Records excerpted from a collection:

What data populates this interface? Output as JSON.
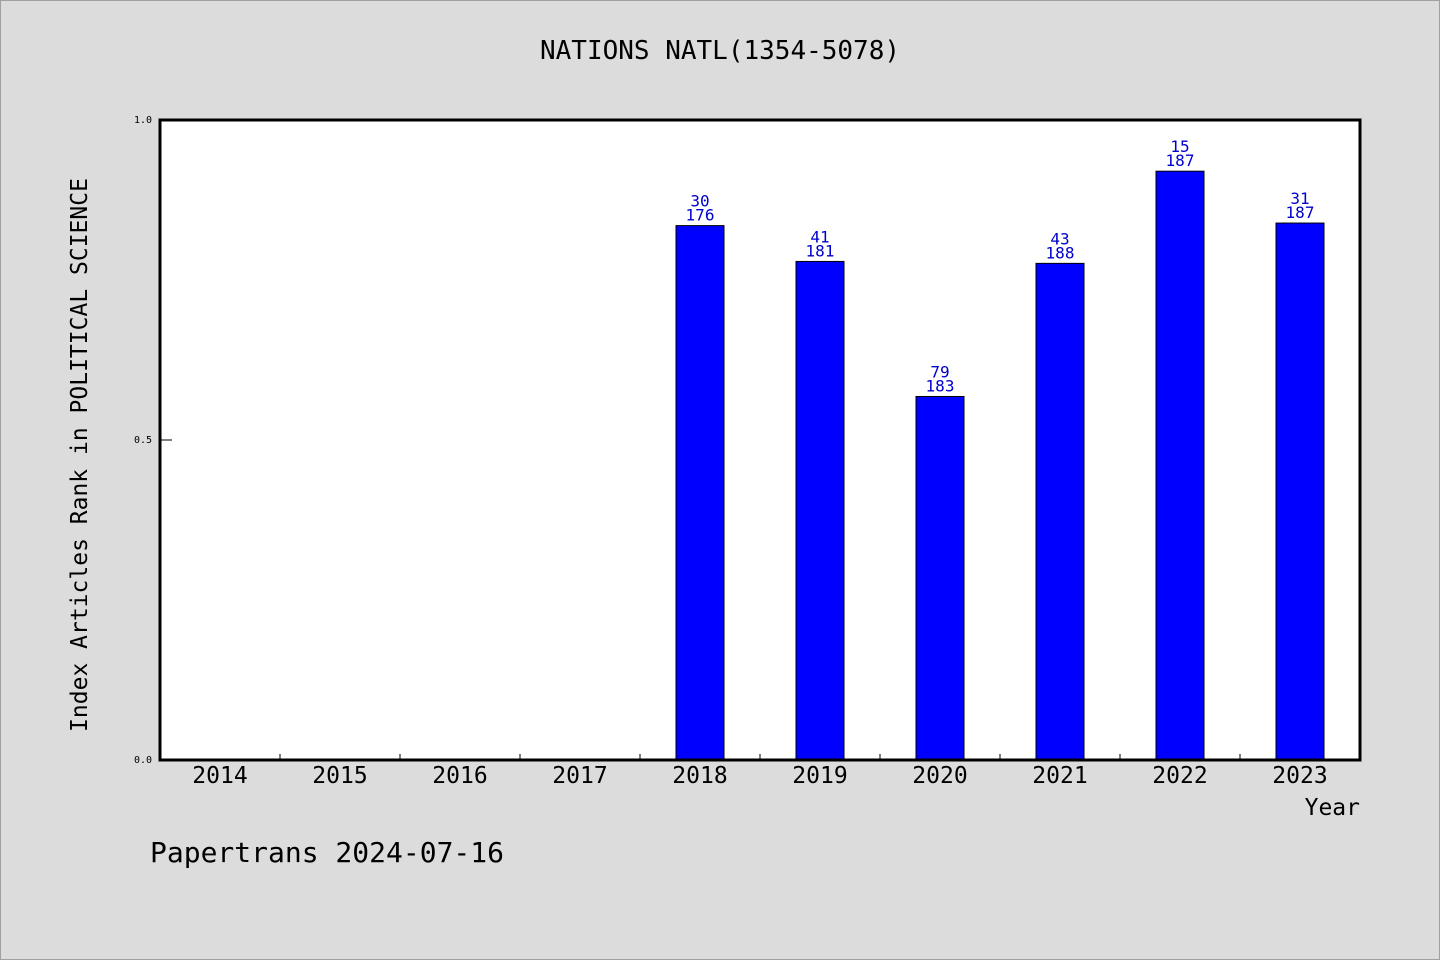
{
  "colors": {
    "background": "#dcdcdc",
    "plot_background": "#ffffff",
    "bar": "#0000ff",
    "data_label": "#0000cc"
  },
  "footer": "Papertrans 2024-07-16",
  "chart_data": {
    "type": "bar",
    "title": "NATIONS NATL(1354-5078)",
    "xlabel": "Year",
    "ylabel": "Index Articles Rank in POLITICAL SCIENCE",
    "ylim": [
      0,
      1
    ],
    "yticks": [
      "0.0",
      "0.5",
      "1.0"
    ],
    "ytick_values": [
      0,
      0.5,
      1
    ],
    "grid": false,
    "categories": [
      "2014",
      "2015",
      "2016",
      "2017",
      "2018",
      "2019",
      "2020",
      "2021",
      "2022",
      "2023"
    ],
    "values": [
      null,
      null,
      null,
      null,
      0.835,
      0.779,
      0.568,
      0.776,
      0.92,
      0.839
    ],
    "rank_labels": [
      null,
      null,
      null,
      null,
      "30",
      "41",
      "79",
      "43",
      "15",
      "31"
    ],
    "total_labels": [
      null,
      null,
      null,
      null,
      "176",
      "181",
      "183",
      "188",
      "187",
      "187"
    ]
  }
}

DIRECTION: Repeat the material above in full and exactly, omitting the pictures.

SOLUTION TO THIS TASK:
What data populates this interface? Output as JSON.
{
  "colors": {
    "background": "#dcdcdc",
    "plot_background": "#ffffff",
    "bar": "#0000ff",
    "data_label": "#0000cc"
  },
  "footer": "Papertrans 2024-07-16",
  "chart_data": {
    "type": "bar",
    "title": "NATIONS NATL(1354-5078)",
    "xlabel": "Year",
    "ylabel": "Index Articles Rank in POLITICAL SCIENCE",
    "ylim": [
      0,
      1
    ],
    "yticks": [
      "0.0",
      "0.5",
      "1.0"
    ],
    "ytick_values": [
      0,
      0.5,
      1
    ],
    "grid": false,
    "categories": [
      "2014",
      "2015",
      "2016",
      "2017",
      "2018",
      "2019",
      "2020",
      "2021",
      "2022",
      "2023"
    ],
    "values": [
      null,
      null,
      null,
      null,
      0.835,
      0.779,
      0.568,
      0.776,
      0.92,
      0.839
    ],
    "rank_labels": [
      null,
      null,
      null,
      null,
      "30",
      "41",
      "79",
      "43",
      "15",
      "31"
    ],
    "total_labels": [
      null,
      null,
      null,
      null,
      "176",
      "181",
      "183",
      "188",
      "187",
      "187"
    ]
  }
}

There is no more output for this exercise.